#### Your instructions
Copy, from the entries below, each line where the word "Particles" can be found.

__________________________________________________

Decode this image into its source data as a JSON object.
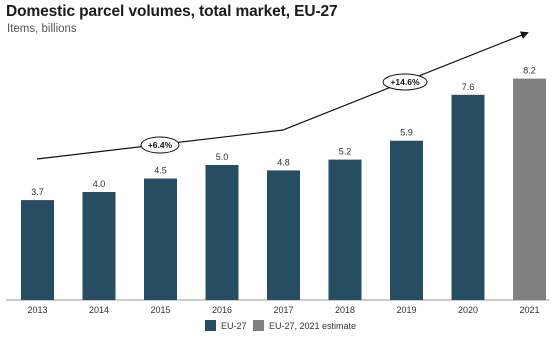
{
  "chart_data": {
    "type": "bar",
    "title": "Domestic parcel volumes, total market, EU-27",
    "subtitle": "Items, billions",
    "categories": [
      "2013",
      "2014",
      "2015",
      "2016",
      "2017",
      "2018",
      "2019",
      "2020",
      "2021"
    ],
    "values": [
      3.7,
      4.0,
      4.5,
      5.0,
      4.8,
      5.2,
      5.9,
      7.6,
      8.2
    ],
    "value_labels": [
      "3.7",
      "4.0",
      "4.5",
      "5.0",
      "4.8",
      "5.2",
      "5.9",
      "7.6",
      "8.2"
    ],
    "estimate_flags": [
      false,
      false,
      false,
      false,
      false,
      false,
      false,
      false,
      true
    ],
    "series": [
      {
        "name": "EU-27",
        "color": "#274d63"
      },
      {
        "name": "EU-27, 2021 estimate",
        "color": "#808080"
      }
    ],
    "growth_annotations": [
      {
        "label": "+6.4%",
        "from": "2013",
        "to": "2017"
      },
      {
        "label": "+14.6%",
        "from": "2017",
        "to": "2021"
      }
    ],
    "ylim": [
      0,
      8.6
    ],
    "grid": false,
    "legend": "bottom-center"
  }
}
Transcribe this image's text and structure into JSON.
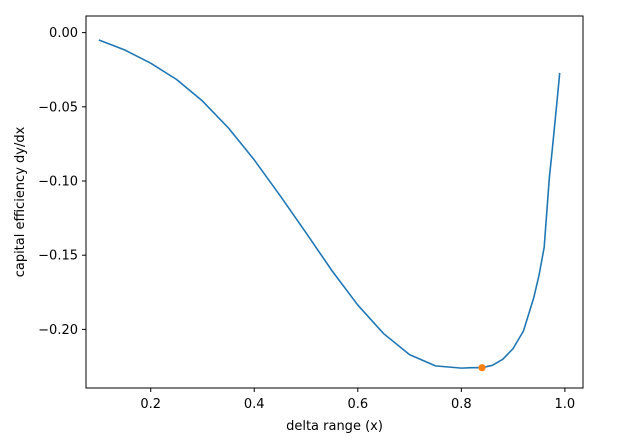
{
  "chart_data": {
    "type": "line",
    "title": "",
    "xlabel": "delta range (x)",
    "ylabel": "capital efficiency dy/dx",
    "xlim": [
      0.075,
      1.035
    ],
    "ylim": [
      -0.2395,
      0.0112
    ],
    "xticks": [
      {
        "value": 0.2,
        "label": "0.2"
      },
      {
        "value": 0.4,
        "label": "0.4"
      },
      {
        "value": 0.6,
        "label": "0.6"
      },
      {
        "value": 0.8,
        "label": "0.8"
      },
      {
        "value": 1.0,
        "label": "1.0"
      }
    ],
    "yticks": [
      {
        "value": 0.0,
        "label": "0.00"
      },
      {
        "value": -0.05,
        "label": "−0.05"
      },
      {
        "value": -0.1,
        "label": "−0.10"
      },
      {
        "value": -0.15,
        "label": "−0.15"
      },
      {
        "value": -0.2,
        "label": "−0.20"
      }
    ],
    "grid": false,
    "series": [
      {
        "color": "#1f77b4",
        "x": [
          0.1,
          0.15,
          0.2,
          0.25,
          0.3,
          0.35,
          0.4,
          0.45,
          0.5,
          0.55,
          0.6,
          0.65,
          0.7,
          0.75,
          0.8,
          0.82,
          0.84,
          0.86,
          0.88,
          0.9,
          0.92,
          0.94,
          0.95,
          0.96,
          0.97,
          0.975,
          0.98,
          0.985,
          0.99
        ],
        "y": [
          -0.005,
          -0.0117,
          -0.0206,
          -0.0316,
          -0.0461,
          -0.0642,
          -0.0858,
          -0.1099,
          -0.1349,
          -0.1604,
          -0.1836,
          -0.2029,
          -0.217,
          -0.2246,
          -0.2261,
          -0.2258,
          -0.2258,
          -0.2242,
          -0.2202,
          -0.2129,
          -0.2011,
          -0.1785,
          -0.1636,
          -0.1447,
          -0.0977,
          -0.0811,
          -0.0634,
          -0.0456,
          -0.0272
        ]
      }
    ],
    "highlight_point": {
      "x": 0.84,
      "y": -0.2258,
      "color": "#ff7f0e"
    }
  }
}
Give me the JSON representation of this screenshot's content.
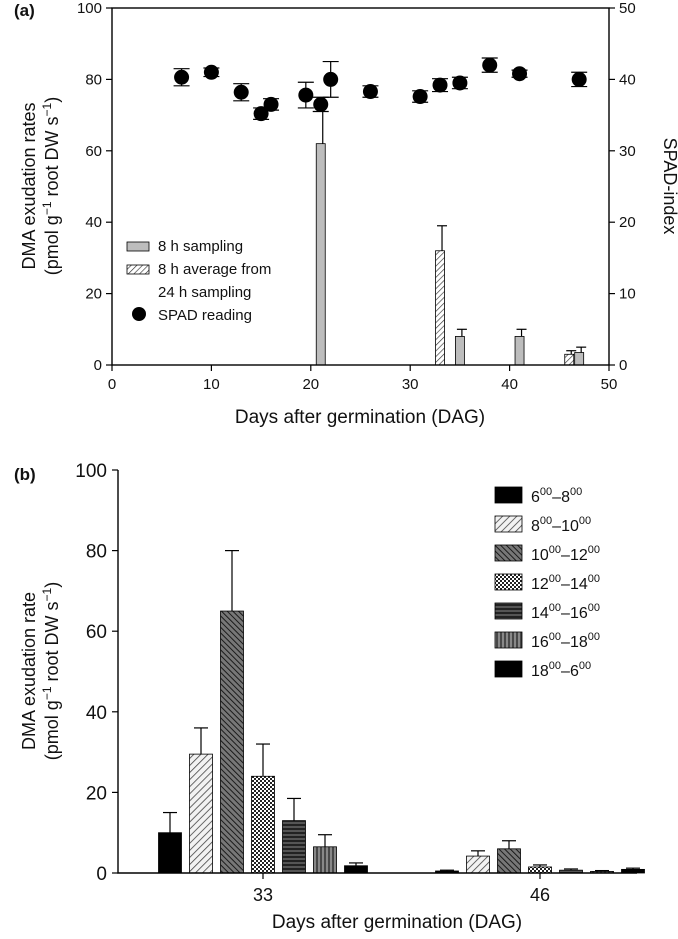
{
  "chart_data": [
    {
      "type": "bar",
      "panel_label": "(a)",
      "xlabel": "Days after germination (DAG)",
      "ylabel_line1": "DMA exudation rates",
      "ylabel_line2_parts": [
        "(pmol g",
        "−1",
        " root DW s",
        "−1",
        ")"
      ],
      "y2label": "SPAD-index",
      "xlim": [
        0,
        50
      ],
      "ylim": [
        0,
        100
      ],
      "y2lim": [
        0,
        50
      ],
      "xticks": [
        0,
        10,
        20,
        30,
        40,
        50
      ],
      "yticks": [
        0,
        20,
        40,
        60,
        80,
        100
      ],
      "y2ticks": [
        0,
        10,
        20,
        30,
        40,
        50
      ],
      "legend": [
        {
          "label": "8 h sampling",
          "style": "gray"
        },
        {
          "label": "8 h average from",
          "label2": "24 h sampling",
          "style": "hatch"
        },
        {
          "label": "SPAD reading",
          "style": "dot"
        }
      ],
      "series": [
        {
          "name": "8 h sampling",
          "style": "gray",
          "points": [
            {
              "x": 21,
              "y": 62,
              "err": 11
            },
            {
              "x": 35,
              "y": 8,
              "err": 2
            },
            {
              "x": 41,
              "y": 8,
              "err": 2
            },
            {
              "x": 47,
              "y": 3.5,
              "err": 1.5
            }
          ]
        },
        {
          "name": "8 h average from 24 h sampling",
          "style": "hatch",
          "points": [
            {
              "x": 33,
              "y": 32,
              "err": 7
            },
            {
              "x": 46,
              "y": 3,
              "err": 1
            }
          ]
        },
        {
          "name": "SPAD reading",
          "axis": "right",
          "style": "dot",
          "points": [
            {
              "x": 7,
              "y": 40.3,
              "err": 1.2
            },
            {
              "x": 10,
              "y": 41,
              "err": 0.6
            },
            {
              "x": 13,
              "y": 38.2,
              "err": 1.2
            },
            {
              "x": 15,
              "y": 35.2,
              "err": 0.8
            },
            {
              "x": 16,
              "y": 36.5,
              "err": 0.8
            },
            {
              "x": 19.5,
              "y": 37.8,
              "err": 1.8
            },
            {
              "x": 21,
              "y": 36.5,
              "err": 1
            },
            {
              "x": 22,
              "y": 40,
              "err": 2.5
            },
            {
              "x": 26,
              "y": 38.3,
              "err": 0.8
            },
            {
              "x": 31,
              "y": 37.6,
              "err": 0.8
            },
            {
              "x": 33,
              "y": 39.2,
              "err": 0.9
            },
            {
              "x": 35,
              "y": 39.5,
              "err": 0.8
            },
            {
              "x": 38,
              "y": 42,
              "err": 1
            },
            {
              "x": 41,
              "y": 40.8,
              "err": 0.5
            },
            {
              "x": 47,
              "y": 40,
              "err": 1
            }
          ]
        }
      ]
    },
    {
      "type": "bar",
      "panel_label": "(b)",
      "xlabel": "Days after germination (DAG)",
      "ylabel_line1": "DMA exudation rate",
      "ylabel_line2_parts": [
        "(pmol g",
        "−1",
        " root DW s",
        "−1",
        ")"
      ],
      "ylim": [
        0,
        100
      ],
      "yticks": [
        0,
        20,
        40,
        60,
        80,
        100
      ],
      "categories": [
        "33",
        "46"
      ],
      "series": [
        {
          "name": "6:00–8:00",
          "start": "6",
          "end": "8",
          "style": "black",
          "values": [
            10,
            0.5
          ],
          "errors": [
            5,
            0.2
          ]
        },
        {
          "name": "8:00–10:00",
          "start": "8",
          "end": "10",
          "style": "hatch-light",
          "values": [
            29.5,
            4.2
          ],
          "errors": [
            6.5,
            1.3
          ]
        },
        {
          "name": "10:00–12:00",
          "start": "10",
          "end": "12",
          "style": "hatch-dark",
          "values": [
            65,
            6
          ],
          "errors": [
            15,
            2
          ]
        },
        {
          "name": "12:00–14:00",
          "start": "12",
          "end": "14",
          "style": "check",
          "values": [
            24,
            1.5
          ],
          "errors": [
            8,
            0.5
          ]
        },
        {
          "name": "14:00–16:00",
          "start": "14",
          "end": "16",
          "style": "hlines",
          "values": [
            13,
            0.7
          ],
          "errors": [
            5.5,
            0.3
          ]
        },
        {
          "name": "16:00–18:00",
          "start": "16",
          "end": "18",
          "style": "vlines",
          "values": [
            6.5,
            0.4
          ],
          "errors": [
            3,
            0.2
          ]
        },
        {
          "name": "18:00–6:00",
          "start": "18",
          "end": "6",
          "style": "black",
          "values": [
            1.8,
            0.9
          ],
          "errors": [
            0.7,
            0.3
          ]
        }
      ]
    }
  ]
}
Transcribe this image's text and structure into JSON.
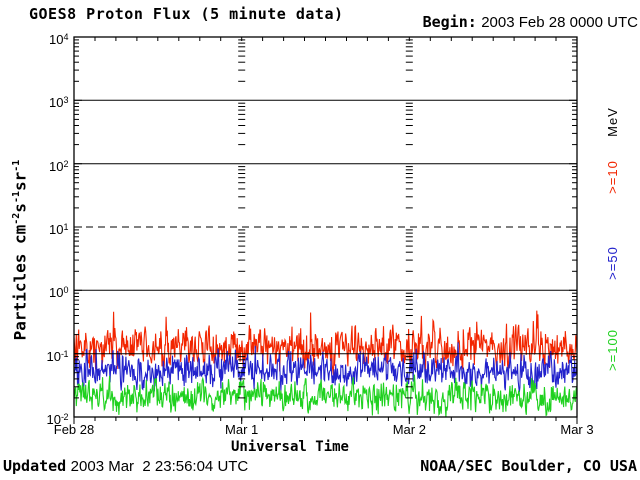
{
  "header": {
    "title": "GOES8 Proton Flux (5 minute data)",
    "begin_label": "Begin:",
    "begin_value": "2003 Feb 28 0000 UTC"
  },
  "footer": {
    "updated_label": "Updated",
    "updated_value": "2003 Mar  2 23:56:04 UTC",
    "source": "NOAA/SEC Boulder, CO USA"
  },
  "chart_data": {
    "type": "line",
    "title": "GOES8 Proton Flux (5 minute data)",
    "xlabel": "Universal Time",
    "ylabel": "Particles cm⁻²s⁻¹sr⁻¹",
    "ylabel_parts": [
      {
        "text": "Particles cm"
      },
      {
        "sup": "-2"
      },
      {
        "text": "s"
      },
      {
        "sup": "-1"
      },
      {
        "text": "sr"
      },
      {
        "sup": "-1"
      }
    ],
    "y_scale": "log10",
    "ylim": [
      0.01,
      10000
    ],
    "y_tick_base": "10",
    "y_tick_exponents": [
      "4",
      "3",
      "2",
      "1",
      "0",
      "-1",
      "-2"
    ],
    "gridlines": [
      {
        "exponent": 3,
        "style": "solid"
      },
      {
        "exponent": 2,
        "style": "solid"
      },
      {
        "exponent": 1,
        "style": "dashed"
      },
      {
        "exponent": 0,
        "style": "solid"
      },
      {
        "exponent": -1,
        "style": "solid"
      }
    ],
    "x_ticks": [
      "Feb 28",
      "Mar 1",
      "Mar 2",
      "Mar 3"
    ],
    "x_range_days": 3,
    "x_minor_tick_hours": 3,
    "cadence_minutes": 5,
    "points_per_series": 864,
    "unit_label": "MeV",
    "legend_position": "right",
    "series": [
      {
        "name": ">=10",
        "color": "#f22500",
        "typical_flux": 0.12,
        "flux_range": [
          0.04,
          0.5
        ],
        "log10_mean": -0.92,
        "log10_noise_halfrange": 0.42,
        "spike_probability": 0.05,
        "spike_amplitude": 0.55,
        "log10_min": -1.45,
        "log10_max": -0.32
      },
      {
        "name": ">=50",
        "color": "#2222cc",
        "typical_flux": 0.05,
        "flux_range": [
          0.02,
          0.15
        ],
        "log10_mean": -1.28,
        "log10_noise_halfrange": 0.38,
        "spike_probability": 0.03,
        "spike_amplitude": 0.35,
        "log10_min": -1.75,
        "log10_max": -0.82
      },
      {
        "name": ">=100",
        "color": "#1fd11f",
        "typical_flux": 0.02,
        "flux_range": [
          0.01,
          0.06
        ],
        "log10_mean": -1.68,
        "log10_noise_halfrange": 0.34,
        "spike_probability": 0.02,
        "spike_amplitude": 0.3,
        "log10_min": -2.0,
        "log10_max": -1.33
      }
    ]
  }
}
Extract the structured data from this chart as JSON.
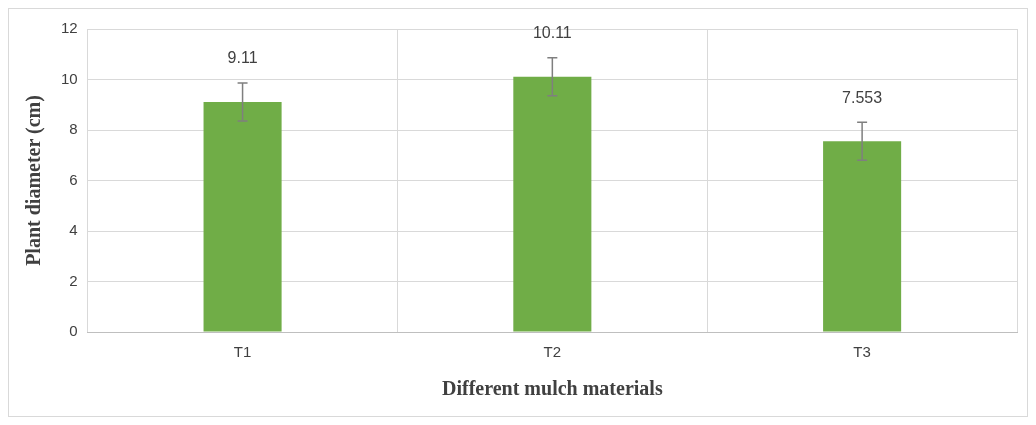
{
  "chart_data": {
    "type": "bar",
    "xlabel": "Different mulch materials",
    "ylabel": "Plant diameter (cm)",
    "categories": [
      "T1",
      "T2",
      "T3"
    ],
    "values": [
      9.11,
      10.11,
      7.553
    ],
    "errors": [
      0.75,
      0.75,
      0.75
    ],
    "color": "#70ad47",
    "ylim": [
      0,
      12
    ],
    "yticks": [
      0,
      2,
      4,
      6,
      8,
      10,
      12
    ],
    "grid": true,
    "data_labels": true,
    "legend": false
  }
}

__________________________________________________

#### Result of this task
    "ylabel": "Particles cm⁻²s⁻¹sr⁻¹",
        "text": "Particles cm"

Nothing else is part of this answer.